[WHAT YOU SHOULD DO]
State how many lines of the listing contain the string "title", treating uppercase and lowercase as different, and give only the number.

[RAW RECORDS]
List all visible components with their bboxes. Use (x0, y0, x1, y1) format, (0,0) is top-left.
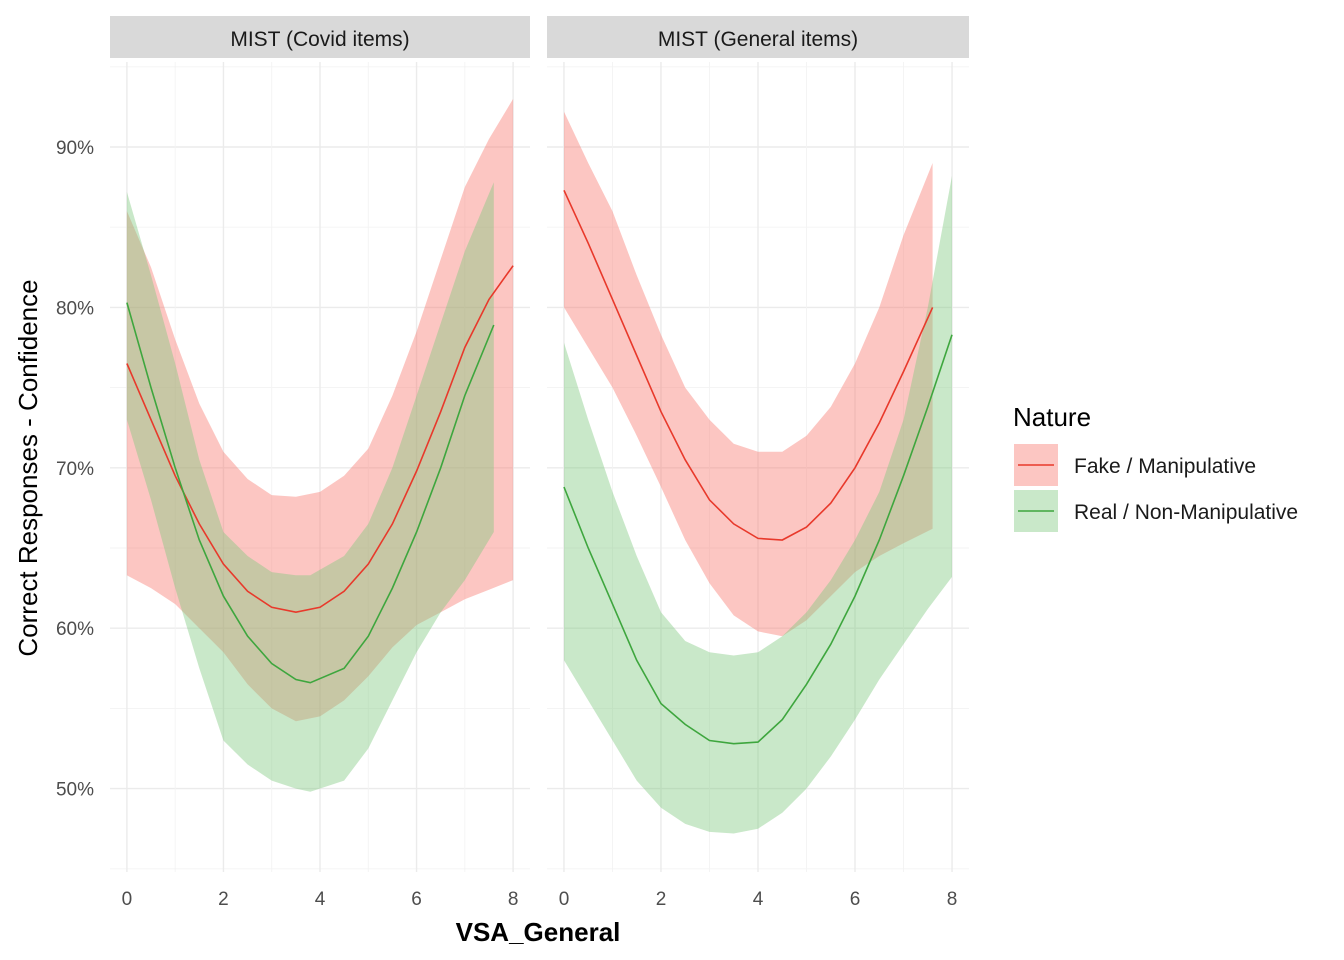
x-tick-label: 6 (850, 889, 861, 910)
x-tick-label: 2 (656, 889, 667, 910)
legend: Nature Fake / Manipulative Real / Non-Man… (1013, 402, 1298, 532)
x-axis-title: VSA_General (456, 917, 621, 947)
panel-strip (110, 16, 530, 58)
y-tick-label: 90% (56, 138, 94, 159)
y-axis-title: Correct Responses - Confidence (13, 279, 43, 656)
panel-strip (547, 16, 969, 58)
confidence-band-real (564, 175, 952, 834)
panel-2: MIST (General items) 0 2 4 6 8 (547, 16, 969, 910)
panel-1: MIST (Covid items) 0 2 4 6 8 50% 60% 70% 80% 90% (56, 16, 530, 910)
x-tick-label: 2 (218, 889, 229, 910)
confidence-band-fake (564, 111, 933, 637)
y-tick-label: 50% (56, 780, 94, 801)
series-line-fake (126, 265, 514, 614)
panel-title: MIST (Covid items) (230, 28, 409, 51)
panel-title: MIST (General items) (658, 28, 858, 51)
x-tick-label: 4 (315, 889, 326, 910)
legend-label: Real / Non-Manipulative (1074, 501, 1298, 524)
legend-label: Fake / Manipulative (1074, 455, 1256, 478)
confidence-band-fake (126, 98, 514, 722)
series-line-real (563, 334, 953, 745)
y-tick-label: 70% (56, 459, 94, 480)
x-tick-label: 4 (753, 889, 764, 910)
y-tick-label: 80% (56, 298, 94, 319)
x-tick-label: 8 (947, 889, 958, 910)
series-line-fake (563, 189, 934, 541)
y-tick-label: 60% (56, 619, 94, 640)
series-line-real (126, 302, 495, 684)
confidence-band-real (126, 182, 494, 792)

[OUTPUT]
4